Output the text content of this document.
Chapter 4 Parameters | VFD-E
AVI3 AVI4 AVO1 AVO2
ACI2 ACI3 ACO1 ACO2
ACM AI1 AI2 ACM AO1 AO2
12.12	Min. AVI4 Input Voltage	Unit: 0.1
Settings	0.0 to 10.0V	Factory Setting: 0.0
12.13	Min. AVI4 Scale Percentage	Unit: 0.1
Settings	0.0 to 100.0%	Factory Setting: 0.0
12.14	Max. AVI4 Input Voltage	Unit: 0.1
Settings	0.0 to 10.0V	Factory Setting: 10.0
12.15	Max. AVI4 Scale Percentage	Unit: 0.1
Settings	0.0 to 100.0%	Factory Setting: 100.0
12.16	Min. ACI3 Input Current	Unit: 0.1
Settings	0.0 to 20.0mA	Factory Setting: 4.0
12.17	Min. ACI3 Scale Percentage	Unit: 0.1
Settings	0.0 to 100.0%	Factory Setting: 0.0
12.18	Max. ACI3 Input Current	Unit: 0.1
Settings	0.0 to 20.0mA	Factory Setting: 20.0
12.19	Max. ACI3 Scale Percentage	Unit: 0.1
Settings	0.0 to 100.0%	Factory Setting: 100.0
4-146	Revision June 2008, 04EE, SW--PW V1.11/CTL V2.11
+++
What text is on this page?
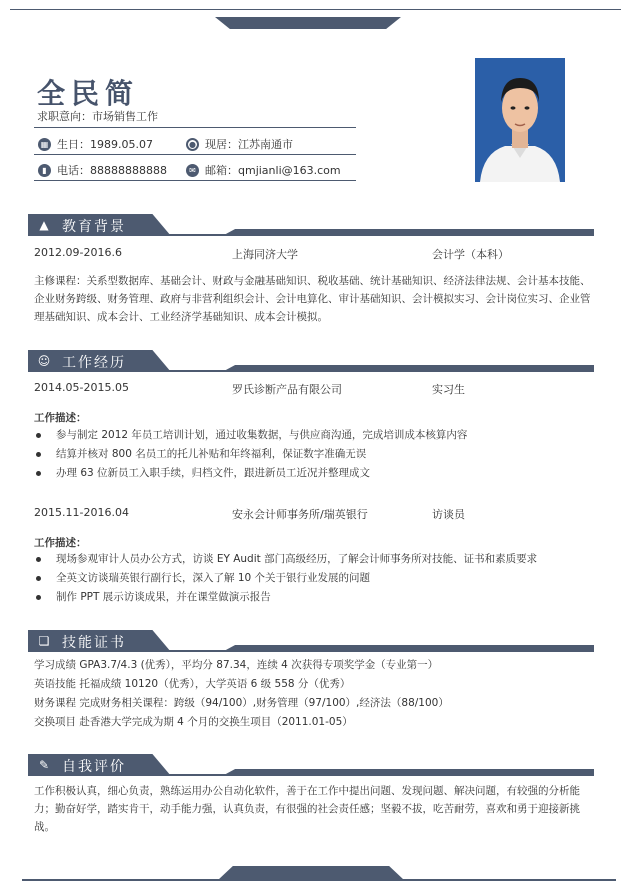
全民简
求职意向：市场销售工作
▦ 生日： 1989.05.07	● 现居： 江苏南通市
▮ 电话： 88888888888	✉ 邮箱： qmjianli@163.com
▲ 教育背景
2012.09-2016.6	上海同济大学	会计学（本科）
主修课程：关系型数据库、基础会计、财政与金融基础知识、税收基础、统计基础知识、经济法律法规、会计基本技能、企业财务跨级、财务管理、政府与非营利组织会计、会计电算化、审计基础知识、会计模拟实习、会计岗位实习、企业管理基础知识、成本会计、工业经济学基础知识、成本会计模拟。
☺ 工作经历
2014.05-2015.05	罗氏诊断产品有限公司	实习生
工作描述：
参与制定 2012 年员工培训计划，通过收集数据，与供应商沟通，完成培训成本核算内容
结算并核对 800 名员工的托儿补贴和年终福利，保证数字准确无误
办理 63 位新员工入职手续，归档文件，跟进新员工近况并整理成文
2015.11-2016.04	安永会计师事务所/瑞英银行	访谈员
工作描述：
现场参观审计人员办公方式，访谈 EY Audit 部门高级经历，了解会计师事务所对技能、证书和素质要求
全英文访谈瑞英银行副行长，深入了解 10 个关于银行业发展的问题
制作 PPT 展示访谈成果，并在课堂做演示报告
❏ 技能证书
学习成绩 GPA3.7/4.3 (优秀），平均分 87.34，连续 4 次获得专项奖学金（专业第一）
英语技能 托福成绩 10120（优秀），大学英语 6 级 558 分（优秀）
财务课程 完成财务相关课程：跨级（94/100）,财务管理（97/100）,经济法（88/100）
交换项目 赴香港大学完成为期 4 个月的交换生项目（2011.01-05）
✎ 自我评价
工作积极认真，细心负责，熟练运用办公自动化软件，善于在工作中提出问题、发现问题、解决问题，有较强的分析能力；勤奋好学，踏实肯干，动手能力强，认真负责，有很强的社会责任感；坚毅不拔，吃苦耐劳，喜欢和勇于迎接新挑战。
+++
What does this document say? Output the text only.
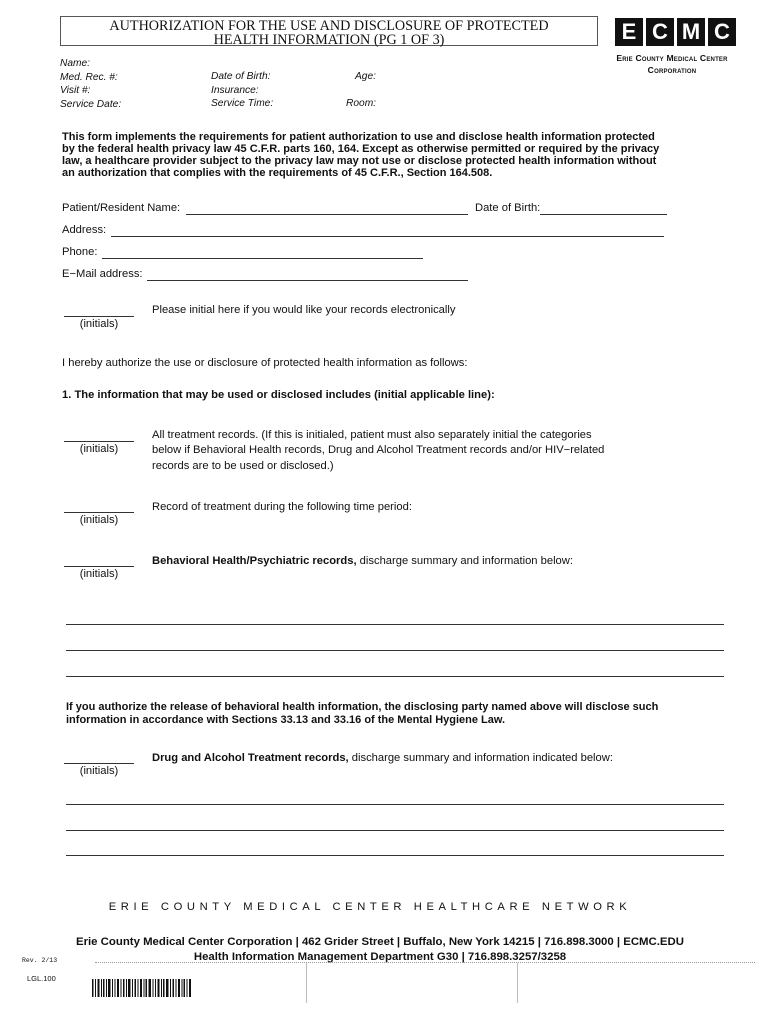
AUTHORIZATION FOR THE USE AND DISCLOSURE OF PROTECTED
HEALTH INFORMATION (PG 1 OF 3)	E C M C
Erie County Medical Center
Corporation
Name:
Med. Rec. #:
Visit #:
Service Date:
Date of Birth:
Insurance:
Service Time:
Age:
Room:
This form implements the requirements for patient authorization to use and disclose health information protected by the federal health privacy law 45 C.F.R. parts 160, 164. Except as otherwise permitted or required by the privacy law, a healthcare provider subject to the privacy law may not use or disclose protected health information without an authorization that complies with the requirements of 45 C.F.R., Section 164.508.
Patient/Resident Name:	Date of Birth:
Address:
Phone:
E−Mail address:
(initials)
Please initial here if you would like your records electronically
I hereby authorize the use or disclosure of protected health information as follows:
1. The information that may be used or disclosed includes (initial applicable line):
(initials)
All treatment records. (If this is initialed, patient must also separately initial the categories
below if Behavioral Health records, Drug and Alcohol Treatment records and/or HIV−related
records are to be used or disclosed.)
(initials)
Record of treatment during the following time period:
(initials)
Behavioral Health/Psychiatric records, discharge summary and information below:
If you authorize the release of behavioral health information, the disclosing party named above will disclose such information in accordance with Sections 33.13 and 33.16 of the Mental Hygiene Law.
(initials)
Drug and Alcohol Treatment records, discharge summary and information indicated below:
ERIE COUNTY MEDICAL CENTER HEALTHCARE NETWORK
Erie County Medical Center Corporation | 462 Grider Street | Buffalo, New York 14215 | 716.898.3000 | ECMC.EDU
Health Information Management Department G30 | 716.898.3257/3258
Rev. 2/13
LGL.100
+++
_Task goal_
Report how many lines of the records above contain the word "Current", and give only that number.

_Response to the task_
2